**GIVEN EXERCISE:** Set down every entry again word for word, please, but skip the pictures.

Figure contents as structured data
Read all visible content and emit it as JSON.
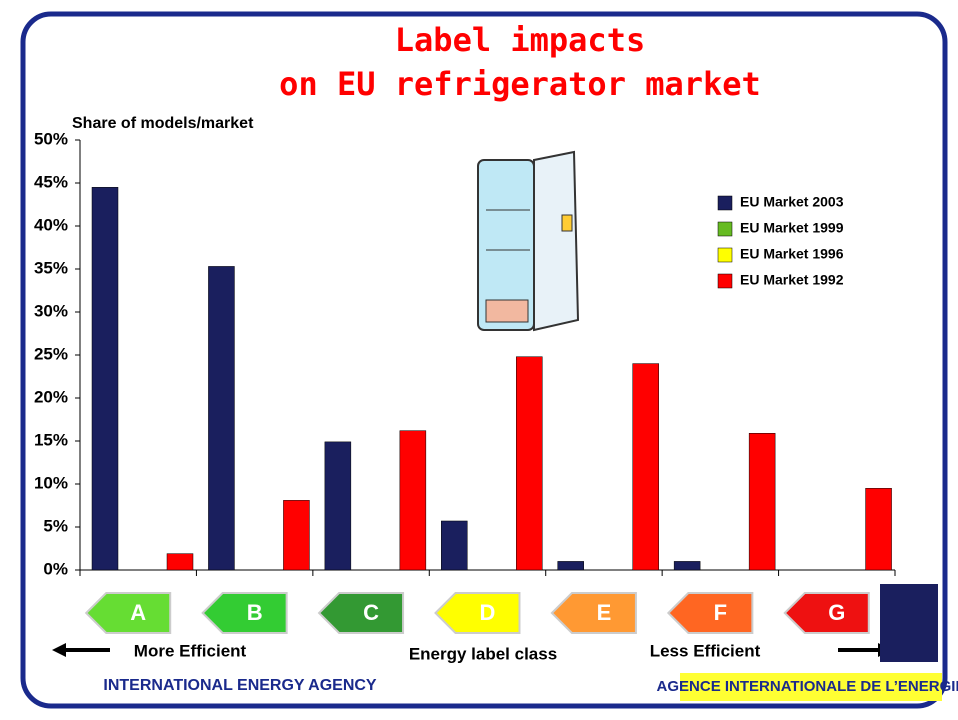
{
  "chart_data": {
    "type": "bar",
    "title": [
      "Label impacts",
      "on EU refrigerator market"
    ],
    "y_label": "Share of models/market",
    "x_label": "Energy label class",
    "annotations": [
      "More Efficient",
      "Less Efficient"
    ],
    "footer": [
      "INTERNATIONAL ENERGY AGENCY",
      "AGENCE INTERNATIONALE DE L’ENERGIE"
    ],
    "categories": [
      "A",
      "B",
      "C",
      "D",
      "E",
      "F",
      "G"
    ],
    "category_colors": [
      "#66dd33",
      "#33cc33",
      "#339933",
      "#ffff00",
      "#ff9933",
      "#ff6622",
      "#ee1111"
    ],
    "series": [
      {
        "name": "EU Market 2003",
        "color": "#1a1f5e",
        "values": [
          44.5,
          35.3,
          14.9,
          5.7,
          1.0,
          1.0,
          0
        ]
      },
      {
        "name": "EU Market 1999",
        "color": "#66bb22",
        "values": [
          0,
          0,
          0,
          0,
          0,
          0,
          0
        ]
      },
      {
        "name": "EU Market 1996",
        "color": "#ffff00",
        "values": [
          0,
          0,
          0,
          0,
          0,
          0,
          0
        ]
      },
      {
        "name": "EU Market 1992",
        "color": "#ff0000",
        "values": [
          1.9,
          8.1,
          16.2,
          24.8,
          24.0,
          15.9,
          9.5
        ]
      }
    ],
    "ylim": [
      0,
      50
    ],
    "yticks": [
      {
        "value": 0,
        "label": "0%"
      },
      {
        "value": 5,
        "label": "5%"
      },
      {
        "value": 10,
        "label": "10%"
      },
      {
        "value": 15,
        "label": "15%"
      },
      {
        "value": 20,
        "label": "20%"
      },
      {
        "value": 25,
        "label": "25%"
      },
      {
        "value": 30,
        "label": "30%"
      },
      {
        "value": 35,
        "label": "35%"
      },
      {
        "value": 40,
        "label": "40%"
      },
      {
        "value": 45,
        "label": "45%"
      },
      {
        "value": 50,
        "label": "50%"
      }
    ],
    "grid": false,
    "legend": "upper right"
  }
}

**RESPONSE:**
Read all visible content and emit it as JSON.
{
  "chart_data": {
    "type": "bar",
    "title": [
      "Label impacts",
      "on EU refrigerator market"
    ],
    "y_label": "Share of models/market",
    "x_label": "Energy label class",
    "annotations": [
      "More Efficient",
      "Less Efficient"
    ],
    "footer": [
      "INTERNATIONAL ENERGY AGENCY",
      "AGENCE INTERNATIONALE DE L’ENERGIE"
    ],
    "categories": [
      "A",
      "B",
      "C",
      "D",
      "E",
      "F",
      "G"
    ],
    "category_colors": [
      "#66dd33",
      "#33cc33",
      "#339933",
      "#ffff00",
      "#ff9933",
      "#ff6622",
      "#ee1111"
    ],
    "series": [
      {
        "name": "EU Market 2003",
        "color": "#1a1f5e",
        "values": [
          44.5,
          35.3,
          14.9,
          5.7,
          1.0,
          1.0,
          0
        ]
      },
      {
        "name": "EU Market 1999",
        "color": "#66bb22",
        "values": [
          0,
          0,
          0,
          0,
          0,
          0,
          0
        ]
      },
      {
        "name": "EU Market 1996",
        "color": "#ffff00",
        "values": [
          0,
          0,
          0,
          0,
          0,
          0,
          0
        ]
      },
      {
        "name": "EU Market 1992",
        "color": "#ff0000",
        "values": [
          1.9,
          8.1,
          16.2,
          24.8,
          24.0,
          15.9,
          9.5
        ]
      }
    ],
    "ylim": [
      0,
      50
    ],
    "yticks": [
      {
        "value": 0,
        "label": "0%"
      },
      {
        "value": 5,
        "label": "5%"
      },
      {
        "value": 10,
        "label": "10%"
      },
      {
        "value": 15,
        "label": "15%"
      },
      {
        "value": 20,
        "label": "20%"
      },
      {
        "value": 25,
        "label": "25%"
      },
      {
        "value": 30,
        "label": "30%"
      },
      {
        "value": 35,
        "label": "35%"
      },
      {
        "value": 40,
        "label": "40%"
      },
      {
        "value": 45,
        "label": "45%"
      },
      {
        "value": 50,
        "label": "50%"
      }
    ],
    "grid": false,
    "legend": "upper right"
  }
}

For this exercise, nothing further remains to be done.